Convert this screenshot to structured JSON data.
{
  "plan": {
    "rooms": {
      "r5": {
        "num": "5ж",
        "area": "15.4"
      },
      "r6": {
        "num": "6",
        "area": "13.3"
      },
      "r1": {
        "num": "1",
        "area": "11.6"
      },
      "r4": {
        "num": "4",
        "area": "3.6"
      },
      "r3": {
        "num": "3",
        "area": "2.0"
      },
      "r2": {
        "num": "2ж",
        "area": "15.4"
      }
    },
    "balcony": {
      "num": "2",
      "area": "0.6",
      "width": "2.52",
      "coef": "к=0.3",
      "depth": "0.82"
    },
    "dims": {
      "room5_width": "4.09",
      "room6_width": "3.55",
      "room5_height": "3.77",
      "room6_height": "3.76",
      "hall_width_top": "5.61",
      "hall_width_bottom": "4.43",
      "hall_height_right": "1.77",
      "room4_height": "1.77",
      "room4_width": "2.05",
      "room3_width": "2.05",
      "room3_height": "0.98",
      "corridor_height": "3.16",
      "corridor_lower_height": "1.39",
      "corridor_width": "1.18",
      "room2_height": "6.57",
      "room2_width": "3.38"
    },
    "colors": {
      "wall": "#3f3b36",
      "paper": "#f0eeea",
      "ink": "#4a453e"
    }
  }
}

● **What the task asks**
Extract every line containing the string "area" from the data above.

● **Answer to the problem**
        "area": "15.4"
        "area": "13.3"
        "area": "11.6"
        "area": "3.6"
        "area": "2.0"
        "area": "15.4"
      "area": "0.6",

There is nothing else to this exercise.